--- RECORDS SHOWN ---
_ _ _
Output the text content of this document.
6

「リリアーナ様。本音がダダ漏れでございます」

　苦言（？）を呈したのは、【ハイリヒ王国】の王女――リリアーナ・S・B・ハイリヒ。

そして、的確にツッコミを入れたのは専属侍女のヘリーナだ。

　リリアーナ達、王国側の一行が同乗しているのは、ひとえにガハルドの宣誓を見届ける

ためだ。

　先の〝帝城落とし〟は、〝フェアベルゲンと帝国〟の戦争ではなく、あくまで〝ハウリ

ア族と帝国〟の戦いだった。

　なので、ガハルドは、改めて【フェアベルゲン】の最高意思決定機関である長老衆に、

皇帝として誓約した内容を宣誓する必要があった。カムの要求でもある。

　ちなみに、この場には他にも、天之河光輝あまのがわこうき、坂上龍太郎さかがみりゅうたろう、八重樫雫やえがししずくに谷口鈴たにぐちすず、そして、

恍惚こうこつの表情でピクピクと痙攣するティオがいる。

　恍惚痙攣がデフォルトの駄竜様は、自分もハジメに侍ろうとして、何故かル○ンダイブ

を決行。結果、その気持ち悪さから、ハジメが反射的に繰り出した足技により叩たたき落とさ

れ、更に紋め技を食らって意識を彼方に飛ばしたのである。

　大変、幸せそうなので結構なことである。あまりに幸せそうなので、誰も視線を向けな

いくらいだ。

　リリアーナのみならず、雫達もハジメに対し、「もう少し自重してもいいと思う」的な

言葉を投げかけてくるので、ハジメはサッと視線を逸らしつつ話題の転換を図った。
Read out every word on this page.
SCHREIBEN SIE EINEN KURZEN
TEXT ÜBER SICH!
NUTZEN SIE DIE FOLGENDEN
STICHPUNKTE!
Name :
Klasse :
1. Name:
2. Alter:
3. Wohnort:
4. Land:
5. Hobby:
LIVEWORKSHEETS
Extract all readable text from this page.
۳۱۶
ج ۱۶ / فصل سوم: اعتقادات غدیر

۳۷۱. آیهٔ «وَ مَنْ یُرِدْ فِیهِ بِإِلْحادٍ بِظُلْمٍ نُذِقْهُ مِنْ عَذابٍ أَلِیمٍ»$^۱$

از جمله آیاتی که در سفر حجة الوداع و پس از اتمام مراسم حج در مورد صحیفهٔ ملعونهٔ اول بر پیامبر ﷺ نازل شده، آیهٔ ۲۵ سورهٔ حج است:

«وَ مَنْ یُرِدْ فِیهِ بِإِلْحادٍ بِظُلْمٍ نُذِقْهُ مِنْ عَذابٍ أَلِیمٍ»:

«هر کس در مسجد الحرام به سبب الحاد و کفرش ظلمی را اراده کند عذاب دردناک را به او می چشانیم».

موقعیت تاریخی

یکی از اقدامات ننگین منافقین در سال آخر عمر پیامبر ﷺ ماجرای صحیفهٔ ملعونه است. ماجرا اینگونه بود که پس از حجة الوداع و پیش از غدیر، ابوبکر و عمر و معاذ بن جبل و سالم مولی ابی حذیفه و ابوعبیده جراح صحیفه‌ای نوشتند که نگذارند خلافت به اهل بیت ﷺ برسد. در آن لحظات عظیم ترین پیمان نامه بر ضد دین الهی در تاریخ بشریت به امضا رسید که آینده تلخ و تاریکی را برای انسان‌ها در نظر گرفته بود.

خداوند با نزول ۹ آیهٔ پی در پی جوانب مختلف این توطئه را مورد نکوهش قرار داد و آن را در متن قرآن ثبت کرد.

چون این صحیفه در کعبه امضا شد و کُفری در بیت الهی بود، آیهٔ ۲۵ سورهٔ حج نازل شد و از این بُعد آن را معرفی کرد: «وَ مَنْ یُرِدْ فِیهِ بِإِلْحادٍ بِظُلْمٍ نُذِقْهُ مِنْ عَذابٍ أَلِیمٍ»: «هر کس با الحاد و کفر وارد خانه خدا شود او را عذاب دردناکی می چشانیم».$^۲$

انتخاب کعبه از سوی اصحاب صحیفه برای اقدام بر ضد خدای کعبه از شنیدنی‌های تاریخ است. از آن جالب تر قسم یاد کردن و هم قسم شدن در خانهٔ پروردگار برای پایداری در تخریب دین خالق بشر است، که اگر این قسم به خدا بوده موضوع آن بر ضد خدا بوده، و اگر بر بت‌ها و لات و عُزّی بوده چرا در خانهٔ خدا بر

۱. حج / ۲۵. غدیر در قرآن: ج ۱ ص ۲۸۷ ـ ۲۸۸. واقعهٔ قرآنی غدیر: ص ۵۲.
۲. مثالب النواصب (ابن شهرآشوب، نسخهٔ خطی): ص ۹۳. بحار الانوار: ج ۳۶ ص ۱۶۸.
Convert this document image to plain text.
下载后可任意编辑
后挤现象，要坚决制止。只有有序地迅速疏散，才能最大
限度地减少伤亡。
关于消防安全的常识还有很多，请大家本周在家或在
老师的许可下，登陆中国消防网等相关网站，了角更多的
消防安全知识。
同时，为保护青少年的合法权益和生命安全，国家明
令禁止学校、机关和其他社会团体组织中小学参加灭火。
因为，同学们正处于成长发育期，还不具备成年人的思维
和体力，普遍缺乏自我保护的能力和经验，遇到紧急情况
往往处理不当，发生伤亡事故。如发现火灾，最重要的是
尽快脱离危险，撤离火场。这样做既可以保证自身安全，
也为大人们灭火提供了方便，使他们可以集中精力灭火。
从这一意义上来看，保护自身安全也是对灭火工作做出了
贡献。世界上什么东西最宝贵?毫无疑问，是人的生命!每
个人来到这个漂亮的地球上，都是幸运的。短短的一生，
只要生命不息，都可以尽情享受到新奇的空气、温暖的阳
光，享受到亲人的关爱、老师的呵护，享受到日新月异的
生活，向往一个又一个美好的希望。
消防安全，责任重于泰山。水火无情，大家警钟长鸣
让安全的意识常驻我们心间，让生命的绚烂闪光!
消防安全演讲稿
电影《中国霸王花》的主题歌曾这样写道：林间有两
_ _ _
--- EXERCISE DIRECTIONS ---
Count how many lines of the listing above include "غدیر" and report that number alone.

--- TASK ANSWER ---
3